• **TASK BRIEF**
Write out the listing below without alteration, omitting its pictures.

• **GIVEN RECORDS**
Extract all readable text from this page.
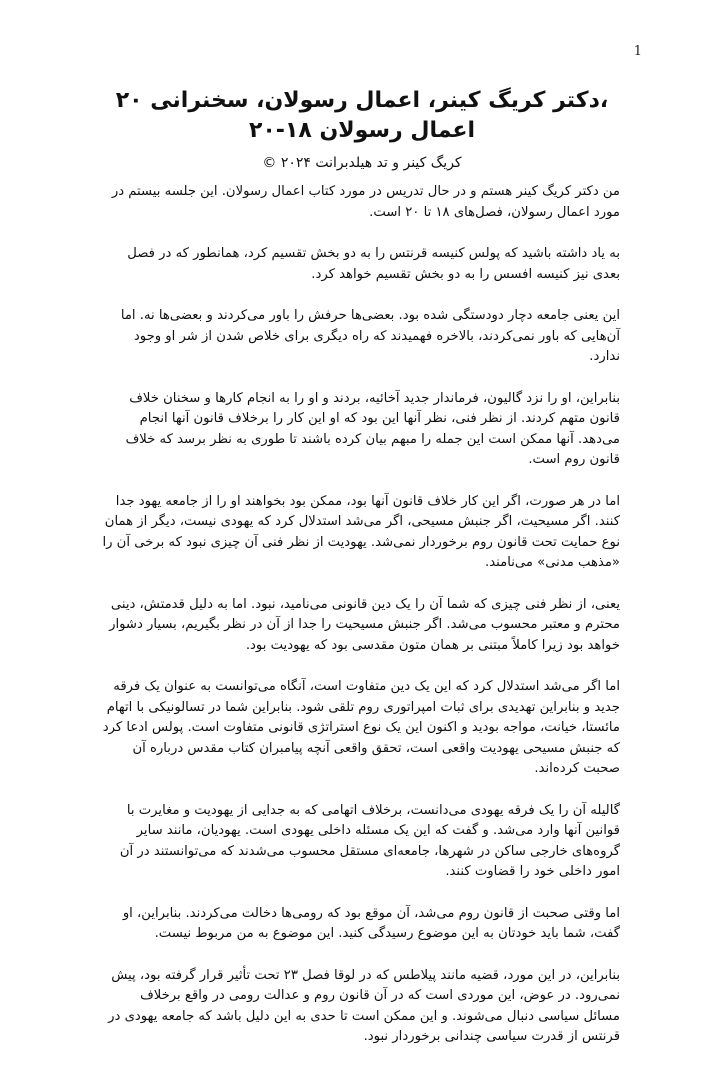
1
،دکتر کریگ کینر، اعمال رسولان، سخنرانی ۲۰
اعمال رسولان ۱۸-۲۰

کریگ کینر و تد هیلدبرانت ۲۰۲۴ ©

من دکتر کریگ کینر هستم و در حال تدریس در مورد کتاب اعمال رسولان. این جلسه بیستم در مورد اعمال رسولان، فصل‌های ۱۸ تا ۲۰ است.

به یاد داشته باشید که پولس کنیسه قرنتس را به دو بخش تقسیم کرد، همانطور که در فصل بعدی نیز کنیسه افسس را به دو بخش تقسیم خواهد کرد.

این یعنی جامعه دچار دودستگی شده بود. بعضی‌ها حرفش را باور می‌کردند و بعضی‌ها نه. اما آن‌هایی که باور نمی‌کردند، بالاخره فهمیدند که راه دیگری برای خلاص شدن از شر او وجود ندارد.

بنابراین، او را نزد گالیون، فرماندار جدید آخائیه، بردند و او را به انجام کارها و سخنان خلاف قانون متهم کردند. از نظر فنی، نظر آنها این بود که او این کار را برخلاف قانون آنها انجام می‌دهد. آنها ممکن است این جمله را مبهم بیان کرده باشند تا طوری به نظر برسد که خلاف قانون روم است.

اما در هر صورت، اگر این کار خلاف قانون آنها بود، ممکن بود بخواهند او را از جامعه یهود جدا کنند. اگر مسیحیت، اگر جنبش مسیحی، اگر می‌شد استدلال کرد که یهودی نیست، دیگر از همان نوع حمایت تحت قانون روم برخوردار نمی‌شد. یهودیت از نظر فنی آن چیزی نبود که برخی آن را «مذهب مدنی» می‌نامند.

یعنی، از نظر فنی چیزی که شما آن را یک دین قانونی می‌نامید، نبود. اما به دلیل قدمتش، دینی محترم و معتبر محسوب می‌شد. اگر جنبش مسیحیت را جدا از آن در نظر بگیریم، بسیار دشوار خواهد بود زیرا کاملاً مبتنی بر همان متون مقدسی بود که یهودیت بود.

اما اگر می‌شد استدلال کرد که این یک دین متفاوت است، آنگاه می‌توانست به عنوان یک فرقه جدید و بنابراین تهدیدی برای ثبات امپراتوری روم تلقی شود. بنابراین شما در تسالونیکی با اتهام مائستا، خیانت، مواجه بودید و اکنون این یک نوع استراتژی قانونی متفاوت است. پولس ادعا کرد که جنبش مسیحی یهودیت واقعی است، تحقق واقعی آنچه پیامبران کتاب مقدس درباره آن صحبت کرده‌اند.

گالیله آن را یک فرقه یهودی می‌دانست، برخلاف اتهامی که به جدایی از یهودیت و مغایرت با قوانین آنها وارد می‌شد. و گفت که این یک مسئله داخلی یهودی است. یهودیان، مانند سایر گروه‌های خارجی ساکن در شهرها، جامعه‌ای مستقل محسوب می‌شدند که می‌توانستند در آن امور داخلی خود را قضاوت کنند.

اما وقتی صحبت از قانون روم می‌شد، آن موقع بود که رومی‌ها دخالت می‌کردند. بنابراین، او گفت، شما باید خودتان به این موضوع رسیدگی کنید. این موضوع به من مربوط نیست.

بنابراین، در این مورد، قضیه مانند پیلاطس که در لوقا فصل ۲۳ تحت تأثیر قرار گرفته بود، پیش نمی‌رود. در عوض، این موردی است که در آن قانون روم و عدالت رومی در واقع برخلاف مسائل سیاسی دنبال می‌شوند. و این ممکن است تا حدی به این دلیل باشد که جامعه یهودی در قرنتس از قدرت سیاسی چندانی برخوردار نبود.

• **FINAL RESULT**
Extract all readable text from this page.
1
،دکتر کریگ کینر، اعمال رسولان، سخنرانی ۲۰
اعمال رسولان ۱۸-۲۰

کریگ کینر و تد هیلدبرانت ۲۰۲۴ ©

من دکتر کریگ کینر هستم و در حال تدریس در مورد کتاب اعمال رسولان. این جلسه بیستم در مورد اعمال رسولان، فصل‌های ۱۸ تا ۲۰ است.

به یاد داشته باشید که پولس کنیسه قرنتس را به دو بخش تقسیم کرد، همانطور که در فصل بعدی نیز کنیسه افسس را به دو بخش تقسیم خواهد کرد.

این یعنی جامعه دچار دودستگی شده بود. بعضی‌ها حرفش را باور می‌کردند و بعضی‌ها نه. اما آن‌هایی که باور نمی‌کردند، بالاخره فهمیدند که راه دیگری برای خلاص شدن از شر او وجود ندارد.

بنابراین، او را نزد گالیون، فرماندار جدید آخائیه، بردند و او را به انجام کارها و سخنان خلاف قانون متهم کردند. از نظر فنی، نظر آنها این بود که او این کار را برخلاف قانون آنها انجام می‌دهد. آنها ممکن است این جمله را مبهم بیان کرده باشند تا طوری به نظر برسد که خلاف قانون روم است.

اما در هر صورت، اگر این کار خلاف قانون آنها بود، ممکن بود بخواهند او را از جامعه یهود جدا کنند. اگر مسیحیت، اگر جنبش مسیحی، اگر می‌شد استدلال کرد که یهودی نیست، دیگر از همان نوع حمایت تحت قانون روم برخوردار نمی‌شد. یهودیت از نظر فنی آن چیزی نبود که برخی آن را «مذهب مدنی» می‌نامند.

یعنی، از نظر فنی چیزی که شما آن را یک دین قانونی می‌نامید، نبود. اما به دلیل قدمتش، دینی محترم و معتبر محسوب می‌شد. اگر جنبش مسیحیت را جدا از آن در نظر بگیریم، بسیار دشوار خواهد بود زیرا کاملاً مبتنی بر همان متون مقدسی بود که یهودیت بود.

اما اگر می‌شد استدلال کرد که این یک دین متفاوت است، آنگاه می‌توانست به عنوان یک فرقه جدید و بنابراین تهدیدی برای ثبات امپراتوری روم تلقی شود. بنابراین شما در تسالونیکی با اتهام مائستا، خیانت، مواجه بودید و اکنون این یک نوع استراتژی قانونی متفاوت است. پولس ادعا کرد که جنبش مسیحی یهودیت واقعی است، تحقق واقعی آنچه پیامبران کتاب مقدس درباره آن صحبت کرده‌اند.

گالیله آن را یک فرقه یهودی می‌دانست، برخلاف اتهامی که به جدایی از یهودیت و مغایرت با قوانین آنها وارد می‌شد. و گفت که این یک مسئله داخلی یهودی است. یهودیان، مانند سایر گروه‌های خارجی ساکن در شهرها، جامعه‌ای مستقل محسوب می‌شدند که می‌توانستند در آن امور داخلی خود را قضاوت کنند.

اما وقتی صحبت از قانون روم می‌شد، آن موقع بود که رومی‌ها دخالت می‌کردند. بنابراین، او گفت، شما باید خودتان به این موضوع رسیدگی کنید. این موضوع به من مربوط نیست.

بنابراین، در این مورد، قضیه مانند پیلاطس که در لوقا فصل ۲۳ تحت تأثیر قرار گرفته بود، پیش نمی‌رود. در عوض، این موردی است که در آن قانون روم و عدالت رومی در واقع برخلاف مسائل سیاسی دنبال می‌شوند. و این ممکن است تا حدی به این دلیل باشد که جامعه یهودی در قرنتس از قدرت سیاسی چندانی برخوردار نبود.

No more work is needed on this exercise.